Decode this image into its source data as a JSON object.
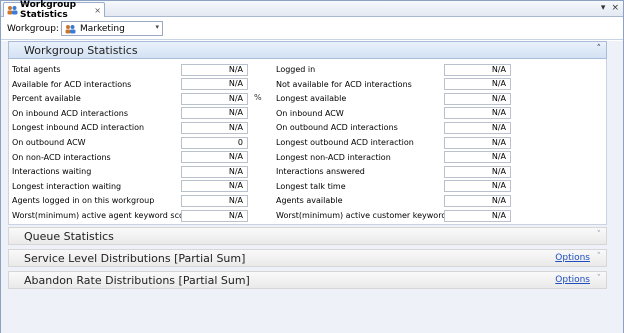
{
  "tab": {
    "title": "Workgroup Statistics",
    "close_glyph": "×"
  },
  "window_controls": {
    "dropdown": "▾",
    "close": "×"
  },
  "toolbar": {
    "workgroup_label": "Workgroup:",
    "workgroup_value": "Marketing",
    "dropdown_arrow": "▾"
  },
  "panels": [
    {
      "title": "Workgroup Statistics",
      "state": "expanded",
      "chevron": "˄"
    },
    {
      "title": "Queue Statistics",
      "state": "collapsed",
      "chevron": "˅"
    },
    {
      "title": "Service Level Distributions [Partial Sum]",
      "state": "collapsed",
      "chevron": "˅",
      "options": "Options"
    },
    {
      "title": "Abandon Rate Distributions [Partial Sum]",
      "state": "collapsed",
      "chevron": "˅",
      "options": "Options"
    }
  ],
  "left_stats": [
    {
      "label": "Total agents",
      "value": "N/A"
    },
    {
      "label": "Available for ACD interactions",
      "value": "N/A"
    },
    {
      "label": "Percent available",
      "value": "N/A",
      "unit": "%"
    },
    {
      "label": "On inbound ACD interactions",
      "value": "N/A"
    },
    {
      "label": "Longest inbound ACD interaction",
      "value": "N/A"
    },
    {
      "label": "On outbound ACW",
      "value": "0"
    },
    {
      "label": "On non-ACD interactions",
      "value": "N/A"
    },
    {
      "label": "Interactions waiting",
      "value": "N/A"
    },
    {
      "label": "Longest interaction waiting",
      "value": "N/A"
    },
    {
      "label": "Agents logged in on this workgroup",
      "value": "N/A"
    },
    {
      "label": "Worst(minimum) active agent keyword score",
      "value": "N/A"
    }
  ],
  "right_stats": [
    {
      "label": "Logged in",
      "value": "N/A"
    },
    {
      "label": "Not available for ACD interactions",
      "value": "N/A"
    },
    {
      "label": "Longest available",
      "value": "N/A"
    },
    {
      "label": "On inbound ACW",
      "value": "N/A"
    },
    {
      "label": "On outbound ACD interactions",
      "value": "N/A"
    },
    {
      "label": "Longest outbound ACD interaction",
      "value": "N/A"
    },
    {
      "label": "Longest non-ACD interaction",
      "value": "N/A"
    },
    {
      "label": "Interactions answered",
      "value": "N/A"
    },
    {
      "label": "Longest talk time",
      "value": "N/A"
    },
    {
      "label": "Agents available",
      "value": "N/A"
    },
    {
      "label": "Worst(minimum) active customer keyword score",
      "value": "N/A"
    }
  ],
  "colors": {
    "panel_header_active": "#d4e2f3",
    "link": "#1f4fbf",
    "border": "#a9bcd8"
  }
}
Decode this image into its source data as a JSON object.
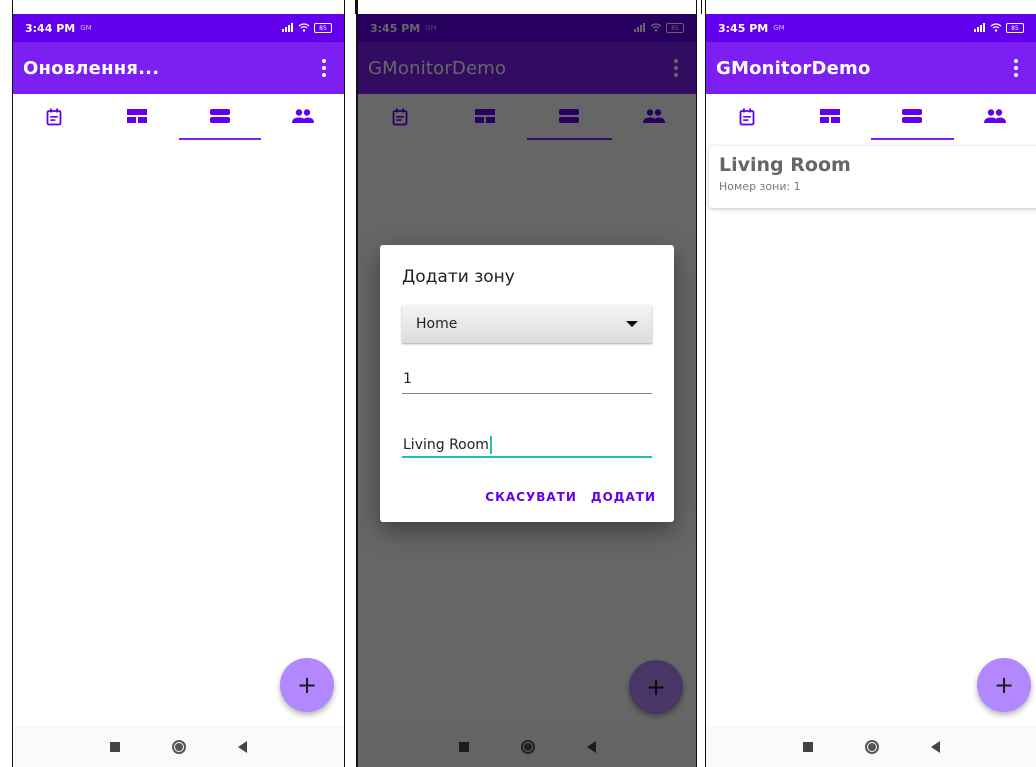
{
  "colors": {
    "status_bar": "#6200ee",
    "app_bar": "#7c1ff2",
    "tab_icon": "#6200ee",
    "fab": "#b388ff",
    "focus_accent": "#26bfa8"
  },
  "screens": [
    {
      "status": {
        "time": "3:44 PM",
        "carrier": "GM",
        "battery": "85"
      },
      "app_bar": {
        "title": "Оновлення..."
      }
    },
    {
      "status": {
        "time": "3:45 PM",
        "carrier": "GM",
        "battery": "85"
      },
      "app_bar": {
        "title": "GMonitorDemo"
      },
      "dialog": {
        "title": "Додати зону",
        "selected_home": "Home",
        "zone_number_value": "1",
        "zone_name_value": "Living Room",
        "cancel_label": "СКАСУВАТИ",
        "add_label": "ДОДАТИ"
      }
    },
    {
      "status": {
        "time": "3:45 PM",
        "carrier": "GM",
        "battery": "85"
      },
      "app_bar": {
        "title": "GMonitorDemo"
      },
      "zones": [
        {
          "name": "Living Room",
          "number_label": "Номер зони: 1"
        }
      ]
    }
  ],
  "tabs": [
    {
      "icon": "event-note-icon"
    },
    {
      "icon": "table-layout-icon"
    },
    {
      "icon": "view-agenda-icon",
      "active": true
    },
    {
      "icon": "people-icon"
    }
  ],
  "fab_label": "+",
  "nav": {
    "icons": [
      "recent-apps-icon",
      "home-icon",
      "back-icon"
    ]
  }
}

____

#### Given instruction
With the pictures left out, transcribe the material exactly.

#### Full solution
Decode this image into its source data as a JSON object.
{
  "tab": {
    "title": "Workgroup Statistics",
    "close_glyph": "×"
  },
  "window_controls": {
    "dropdown": "▾",
    "close": "×"
  },
  "toolbar": {
    "workgroup_label": "Workgroup:",
    "workgroup_value": "Marketing",
    "dropdown_arrow": "▾"
  },
  "panels": [
    {
      "title": "Workgroup Statistics",
      "state": "expanded",
      "chevron": "˄"
    },
    {
      "title": "Queue Statistics",
      "state": "collapsed",
      "chevron": "˅"
    },
    {
      "title": "Service Level Distributions [Partial Sum]",
      "state": "collapsed",
      "chevron": "˅",
      "options": "Options"
    },
    {
      "title": "Abandon Rate Distributions [Partial Sum]",
      "state": "collapsed",
      "chevron": "˅",
      "options": "Options"
    }
  ],
  "left_stats": [
    {
      "label": "Total agents",
      "value": "N/A"
    },
    {
      "label": "Available for ACD interactions",
      "value": "N/A"
    },
    {
      "label": "Percent available",
      "value": "N/A",
      "unit": "%"
    },
    {
      "label": "On inbound ACD interactions",
      "value": "N/A"
    },
    {
      "label": "Longest inbound ACD interaction",
      "value": "N/A"
    },
    {
      "label": "On outbound ACW",
      "value": "0"
    },
    {
      "label": "On non-ACD interactions",
      "value": "N/A"
    },
    {
      "label": "Interactions waiting",
      "value": "N/A"
    },
    {
      "label": "Longest interaction waiting",
      "value": "N/A"
    },
    {
      "label": "Agents logged in on this workgroup",
      "value": "N/A"
    },
    {
      "label": "Worst(minimum) active agent keyword score",
      "value": "N/A"
    }
  ],
  "right_stats": [
    {
      "label": "Logged in",
      "value": "N/A"
    },
    {
      "label": "Not available for ACD interactions",
      "value": "N/A"
    },
    {
      "label": "Longest available",
      "value": "N/A"
    },
    {
      "label": "On inbound ACW",
      "value": "N/A"
    },
    {
      "label": "On outbound ACD interactions",
      "value": "N/A"
    },
    {
      "label": "Longest outbound ACD interaction",
      "value": "N/A"
    },
    {
      "label": "Longest non-ACD interaction",
      "value": "N/A"
    },
    {
      "label": "Interactions answered",
      "value": "N/A"
    },
    {
      "label": "Longest talk time",
      "value": "N/A"
    },
    {
      "label": "Agents available",
      "value": "N/A"
    },
    {
      "label": "Worst(minimum) active customer keyword score",
      "value": "N/A"
    }
  ],
  "colors": {
    "panel_header_active": "#d4e2f3",
    "link": "#1f4fbf",
    "border": "#a9bcd8"
  }
}
Decode this image into its source data as a JSON object.
{
  "colors": {
    "status_bar": "#6200ee",
    "app_bar": "#7c1ff2",
    "tab_icon": "#6200ee",
    "fab": "#b388ff",
    "focus_accent": "#26bfa8"
  },
  "screens": [
    {
      "status": {
        "time": "3:44 PM",
        "carrier": "GM",
        "battery": "85"
      },
      "app_bar": {
        "title": "Оновлення..."
      }
    },
    {
      "status": {
        "time": "3:45 PM",
        "carrier": "GM",
        "battery": "85"
      },
      "app_bar": {
        "title": "GMonitorDemo"
      },
      "dialog": {
        "title": "Додати зону",
        "selected_home": "Home",
        "zone_number_value": "1",
        "zone_name_value": "Living Room",
        "cancel_label": "СКАСУВАТИ",
        "add_label": "ДОДАТИ"
      }
    },
    {
      "status": {
        "time": "3:45 PM",
        "carrier": "GM",
        "battery": "85"
      },
      "app_bar": {
        "title": "GMonitorDemo"
      },
      "zones": [
        {
          "name": "Living Room",
          "number_label": "Номер зони: 1"
        }
      ]
    }
  ],
  "tabs": [
    {
      "icon": "event-note-icon"
    },
    {
      "icon": "table-layout-icon"
    },
    {
      "icon": "view-agenda-icon",
      "active": true
    },
    {
      "icon": "people-icon"
    }
  ],
  "fab_label": "+",
  "nav": {
    "icons": [
      "recent-apps-icon",
      "home-icon",
      "back-icon"
    ]
  }
}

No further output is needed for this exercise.